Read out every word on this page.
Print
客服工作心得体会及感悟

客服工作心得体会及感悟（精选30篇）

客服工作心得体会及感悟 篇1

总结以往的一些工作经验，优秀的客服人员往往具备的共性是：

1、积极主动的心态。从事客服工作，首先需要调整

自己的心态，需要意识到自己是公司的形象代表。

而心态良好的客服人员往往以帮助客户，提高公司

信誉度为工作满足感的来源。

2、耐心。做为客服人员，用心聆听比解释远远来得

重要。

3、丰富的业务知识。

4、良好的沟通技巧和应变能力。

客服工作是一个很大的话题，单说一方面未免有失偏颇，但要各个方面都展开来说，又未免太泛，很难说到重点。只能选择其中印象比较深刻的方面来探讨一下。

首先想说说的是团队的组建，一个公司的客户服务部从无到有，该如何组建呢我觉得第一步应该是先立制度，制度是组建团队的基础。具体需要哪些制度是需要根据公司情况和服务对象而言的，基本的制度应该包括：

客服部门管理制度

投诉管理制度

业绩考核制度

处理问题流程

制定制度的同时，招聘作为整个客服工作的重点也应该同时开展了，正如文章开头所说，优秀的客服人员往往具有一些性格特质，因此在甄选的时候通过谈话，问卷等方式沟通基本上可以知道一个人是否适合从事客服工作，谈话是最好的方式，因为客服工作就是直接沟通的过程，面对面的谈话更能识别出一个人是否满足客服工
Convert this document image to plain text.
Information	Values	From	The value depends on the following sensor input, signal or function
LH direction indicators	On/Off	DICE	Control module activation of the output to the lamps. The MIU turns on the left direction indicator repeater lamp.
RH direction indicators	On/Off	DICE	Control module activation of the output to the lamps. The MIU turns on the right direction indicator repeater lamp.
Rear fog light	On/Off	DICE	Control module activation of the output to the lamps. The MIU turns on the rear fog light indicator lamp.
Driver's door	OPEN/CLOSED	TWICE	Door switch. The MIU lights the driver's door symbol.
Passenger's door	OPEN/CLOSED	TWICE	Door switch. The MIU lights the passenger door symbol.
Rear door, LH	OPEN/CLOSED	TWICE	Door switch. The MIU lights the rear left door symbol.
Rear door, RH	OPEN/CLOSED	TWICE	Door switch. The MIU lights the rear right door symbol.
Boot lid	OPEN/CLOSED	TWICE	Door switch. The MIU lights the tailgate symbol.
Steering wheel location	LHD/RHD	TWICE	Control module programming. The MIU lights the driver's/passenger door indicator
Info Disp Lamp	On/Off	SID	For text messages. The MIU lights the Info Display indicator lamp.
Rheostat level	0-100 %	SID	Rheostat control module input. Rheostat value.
----------
OBJECTIVE
Repeat every line of the material exactly as given.

EXERCISE SOLUTION
Read out every word on this page.
Print
客服工作心得体会及感悟

客服工作心得体会及感悟（精选30篇）

客服工作心得体会及感悟 篇1

总结以往的一些工作经验，优秀的客服人员往往具备的共性是：

1、积极主动的心态。从事客服工作，首先需要调整

自己的心态，需要意识到自己是公司的形象代表。

而心态良好的客服人员往往以帮助客户，提高公司

信誉度为工作满足感的来源。

2、耐心。做为客服人员，用心聆听比解释远远来得

重要。

3、丰富的业务知识。

4、良好的沟通技巧和应变能力。

客服工作是一个很大的话题，单说一方面未免有失偏颇，但要各个方面都展开来说，又未免太泛，很难说到重点。只能选择其中印象比较深刻的方面来探讨一下。

首先想说说的是团队的组建，一个公司的客户服务部从无到有，该如何组建呢我觉得第一步应该是先立制度，制度是组建团队的基础。具体需要哪些制度是需要根据公司情况和服务对象而言的，基本的制度应该包括：

客服部门管理制度

投诉管理制度

业绩考核制度

处理问题流程

制定制度的同时，招聘作为整个客服工作的重点也应该同时开展了，正如文章开头所说，优秀的客服人员往往具有一些性格特质，因此在甄选的时候通过谈话，问卷等方式沟通基本上可以知道一个人是否适合从事客服工作，谈话是最好的方式，因为客服工作就是直接沟通的过程，面对面的谈话更能识别出一个人是否满足客服工
Convert this document image to plain text.
Information	Values	From	The value depends on the following sensor input, signal or function
LH direction indicators	On/Off	DICE	Control module activation of the output to the lamps. The MIU turns on the left direction indicator repeater lamp.
RH direction indicators	On/Off	DICE	Control module activation of the output to the lamps. The MIU turns on the right direction indicator repeater lamp.
Rear fog light	On/Off	DICE	Control module activation of the output to the lamps. The MIU turns on the rear fog light indicator lamp.
Driver's door	OPEN/CLOSED	TWICE	Door switch. The MIU lights the driver's door symbol.
Passenger's door	OPEN/CLOSED	TWICE	Door switch. The MIU lights the passenger door symbol.
Rear door, LH	OPEN/CLOSED	TWICE	Door switch. The MIU lights the rear left door symbol.
Rear door, RH	OPEN/CLOSED	TWICE	Door switch. The MIU lights the rear right door symbol.
Boot lid	OPEN/CLOSED	TWICE	Door switch. The MIU lights the tailgate symbol.
Steering wheel location	LHD/RHD	TWICE	Control module programming. The MIU lights the driver's/passenger door indicator
Info Disp Lamp	On/Off	SID	For text messages. The MIU lights the Info Display indicator lamp.
Rheostat level	0-100 %	SID	Rheostat control module input. Rheostat value.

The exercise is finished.